§ **Source text**
·····
USPTO to Expand Initiatives for Under-Resourced Inventors and First-Time Filers

“Vidal noted that approximately 13% of named inventors on U.S. patents are women, but 41% of Patent Pro Bono Program applicants who responded to a survey in 2021 identified as women.”

initiatives - https://depositphotos.com/240613660/stock-photo-new-initiative-plan-direction-goal.htmlUnited States Patent and Trademark Office (USPTO) Director Kathi Vidal penned a blog post today announcing several new programs aimed at expanding the U.S. innovation ecosystem, which she said “could quadruple the number of American inventors, and increase the GDP per capita by as much as 4%, or by about $1 trillion.” The initiatives are being spearheaded by the USPTO’s Council for Inclusive Innovation (CI2), for which Secretary of Commerce Gina Raimondo serves as Chair and Vidal as Co-Chair.
·····
§ **Task directions**
Please reproduce, word for word, the passage of the USPTO article between "USPTO to Expand" and "Vidal as Co-Chair.", inclusive.

§ **Data listing**
·····
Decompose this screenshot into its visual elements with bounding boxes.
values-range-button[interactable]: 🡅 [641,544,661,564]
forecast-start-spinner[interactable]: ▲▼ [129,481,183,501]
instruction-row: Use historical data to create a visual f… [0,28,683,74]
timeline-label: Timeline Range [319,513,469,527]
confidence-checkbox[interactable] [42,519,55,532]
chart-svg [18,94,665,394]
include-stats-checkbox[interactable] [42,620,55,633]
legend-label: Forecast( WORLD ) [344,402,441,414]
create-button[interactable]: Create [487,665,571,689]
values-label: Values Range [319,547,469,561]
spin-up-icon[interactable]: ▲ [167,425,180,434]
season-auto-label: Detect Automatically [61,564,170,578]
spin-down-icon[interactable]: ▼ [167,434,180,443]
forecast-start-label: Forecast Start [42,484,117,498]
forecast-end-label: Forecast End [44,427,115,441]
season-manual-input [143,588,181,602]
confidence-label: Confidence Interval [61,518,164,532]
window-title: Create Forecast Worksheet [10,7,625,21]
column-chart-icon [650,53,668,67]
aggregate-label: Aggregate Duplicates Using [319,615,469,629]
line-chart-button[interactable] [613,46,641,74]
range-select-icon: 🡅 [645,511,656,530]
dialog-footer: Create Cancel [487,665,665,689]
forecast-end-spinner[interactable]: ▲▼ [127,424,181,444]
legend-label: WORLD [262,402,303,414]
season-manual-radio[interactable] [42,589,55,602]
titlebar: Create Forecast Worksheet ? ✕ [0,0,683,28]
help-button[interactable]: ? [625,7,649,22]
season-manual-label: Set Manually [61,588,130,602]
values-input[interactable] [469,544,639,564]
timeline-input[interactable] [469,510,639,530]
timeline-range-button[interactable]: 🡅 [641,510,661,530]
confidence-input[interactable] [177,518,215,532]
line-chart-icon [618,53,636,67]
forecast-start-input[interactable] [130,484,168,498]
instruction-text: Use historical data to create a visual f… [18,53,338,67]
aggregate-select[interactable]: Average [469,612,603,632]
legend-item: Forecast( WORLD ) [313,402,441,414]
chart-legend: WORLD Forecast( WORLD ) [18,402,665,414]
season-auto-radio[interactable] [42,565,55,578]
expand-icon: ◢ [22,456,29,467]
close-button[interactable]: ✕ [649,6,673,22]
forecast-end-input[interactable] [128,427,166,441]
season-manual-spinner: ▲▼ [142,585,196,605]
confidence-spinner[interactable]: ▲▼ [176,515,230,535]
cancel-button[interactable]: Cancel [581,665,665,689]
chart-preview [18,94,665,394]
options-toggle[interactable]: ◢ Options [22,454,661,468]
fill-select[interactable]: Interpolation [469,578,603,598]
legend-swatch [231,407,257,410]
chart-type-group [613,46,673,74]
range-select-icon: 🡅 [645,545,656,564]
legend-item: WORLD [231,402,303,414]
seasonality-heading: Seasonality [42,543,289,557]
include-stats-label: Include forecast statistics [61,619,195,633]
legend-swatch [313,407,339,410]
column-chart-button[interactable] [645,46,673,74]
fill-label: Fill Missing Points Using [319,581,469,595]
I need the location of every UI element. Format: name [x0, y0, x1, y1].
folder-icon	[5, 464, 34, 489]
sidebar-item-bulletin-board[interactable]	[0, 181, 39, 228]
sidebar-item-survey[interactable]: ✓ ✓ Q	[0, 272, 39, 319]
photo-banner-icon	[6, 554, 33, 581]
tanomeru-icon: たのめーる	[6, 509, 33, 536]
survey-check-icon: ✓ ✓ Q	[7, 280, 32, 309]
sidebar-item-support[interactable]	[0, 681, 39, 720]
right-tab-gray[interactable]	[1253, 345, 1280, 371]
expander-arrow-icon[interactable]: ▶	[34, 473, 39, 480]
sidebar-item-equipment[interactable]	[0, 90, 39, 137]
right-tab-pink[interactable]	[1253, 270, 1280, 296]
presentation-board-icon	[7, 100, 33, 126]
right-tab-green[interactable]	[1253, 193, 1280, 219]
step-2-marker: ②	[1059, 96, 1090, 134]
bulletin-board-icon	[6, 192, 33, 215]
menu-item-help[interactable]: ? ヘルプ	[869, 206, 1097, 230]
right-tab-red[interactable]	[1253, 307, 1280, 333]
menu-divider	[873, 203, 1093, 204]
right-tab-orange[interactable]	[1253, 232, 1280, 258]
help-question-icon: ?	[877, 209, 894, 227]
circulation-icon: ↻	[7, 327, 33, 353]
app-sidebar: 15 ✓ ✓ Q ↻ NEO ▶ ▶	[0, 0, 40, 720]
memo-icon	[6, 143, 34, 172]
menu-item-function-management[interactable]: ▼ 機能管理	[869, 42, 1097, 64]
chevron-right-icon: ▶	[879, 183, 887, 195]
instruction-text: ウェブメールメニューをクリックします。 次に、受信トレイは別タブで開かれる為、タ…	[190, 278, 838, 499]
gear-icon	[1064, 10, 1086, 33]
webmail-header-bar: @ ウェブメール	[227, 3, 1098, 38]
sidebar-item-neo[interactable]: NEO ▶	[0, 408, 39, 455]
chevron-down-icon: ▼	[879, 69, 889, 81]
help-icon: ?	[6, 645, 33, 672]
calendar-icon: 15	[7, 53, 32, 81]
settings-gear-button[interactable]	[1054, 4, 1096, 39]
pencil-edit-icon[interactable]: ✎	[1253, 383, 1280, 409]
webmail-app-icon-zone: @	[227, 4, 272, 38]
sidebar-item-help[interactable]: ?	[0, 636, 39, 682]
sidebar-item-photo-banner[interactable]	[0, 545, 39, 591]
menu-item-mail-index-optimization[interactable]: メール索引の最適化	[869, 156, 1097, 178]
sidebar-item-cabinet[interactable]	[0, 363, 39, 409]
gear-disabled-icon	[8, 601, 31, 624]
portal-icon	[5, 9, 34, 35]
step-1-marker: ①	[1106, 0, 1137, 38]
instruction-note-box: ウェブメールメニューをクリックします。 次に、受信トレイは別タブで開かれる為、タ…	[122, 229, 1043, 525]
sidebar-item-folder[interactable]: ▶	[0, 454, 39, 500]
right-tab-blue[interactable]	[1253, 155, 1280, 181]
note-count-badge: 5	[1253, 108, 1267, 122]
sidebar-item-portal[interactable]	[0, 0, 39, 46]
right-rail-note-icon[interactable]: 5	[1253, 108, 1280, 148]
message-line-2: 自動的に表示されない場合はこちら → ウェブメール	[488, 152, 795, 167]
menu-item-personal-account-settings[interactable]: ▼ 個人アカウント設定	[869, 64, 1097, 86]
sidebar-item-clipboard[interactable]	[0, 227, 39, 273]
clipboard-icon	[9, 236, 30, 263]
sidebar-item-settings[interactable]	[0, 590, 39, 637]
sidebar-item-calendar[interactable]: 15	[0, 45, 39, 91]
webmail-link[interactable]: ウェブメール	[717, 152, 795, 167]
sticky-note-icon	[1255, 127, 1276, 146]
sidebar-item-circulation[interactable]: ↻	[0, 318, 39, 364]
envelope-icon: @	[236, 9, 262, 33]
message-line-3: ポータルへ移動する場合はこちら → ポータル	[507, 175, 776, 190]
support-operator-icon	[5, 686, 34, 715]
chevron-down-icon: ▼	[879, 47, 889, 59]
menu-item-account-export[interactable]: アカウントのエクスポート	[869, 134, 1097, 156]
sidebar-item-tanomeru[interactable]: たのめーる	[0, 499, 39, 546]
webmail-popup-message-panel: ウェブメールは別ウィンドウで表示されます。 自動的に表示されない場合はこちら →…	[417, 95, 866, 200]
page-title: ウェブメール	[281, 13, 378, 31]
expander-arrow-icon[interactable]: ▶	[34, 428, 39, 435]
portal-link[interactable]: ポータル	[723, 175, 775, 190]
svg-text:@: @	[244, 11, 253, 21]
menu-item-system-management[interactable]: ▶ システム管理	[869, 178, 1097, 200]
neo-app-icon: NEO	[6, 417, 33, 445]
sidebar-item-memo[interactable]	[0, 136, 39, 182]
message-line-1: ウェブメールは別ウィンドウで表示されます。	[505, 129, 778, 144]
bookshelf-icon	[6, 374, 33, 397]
·····
§ **Response for this exercise**
USPTO to Expand Initiatives for Under-Resourced Inventors and First-Time Filers

“Vidal noted that approximately 13% of named inventors on U.S. patents are women, but 41% of Patent Pro Bono Program applicants who responded to a survey in 2021 identified as women.”

initiatives - https://depositphotos.com/240613660/stock-photo-new-initiative-plan-direction-goal.htmlUnited States Patent and Trademark Office (USPTO) Director Kathi Vidal penned a blog post today announcing several new programs aimed at expanding the U.S. innovation ecosystem, which she said “could quadruple the number of American inventors, and increase the GDP per capita by as much as 4%, or by about $1 trillion.” The initiatives are being spearheaded by the USPTO’s Council for Inclusive Innovation (CI2), for which Secretary of Commerce Gina Raimondo serves as Chair and Vidal as Co-Chair.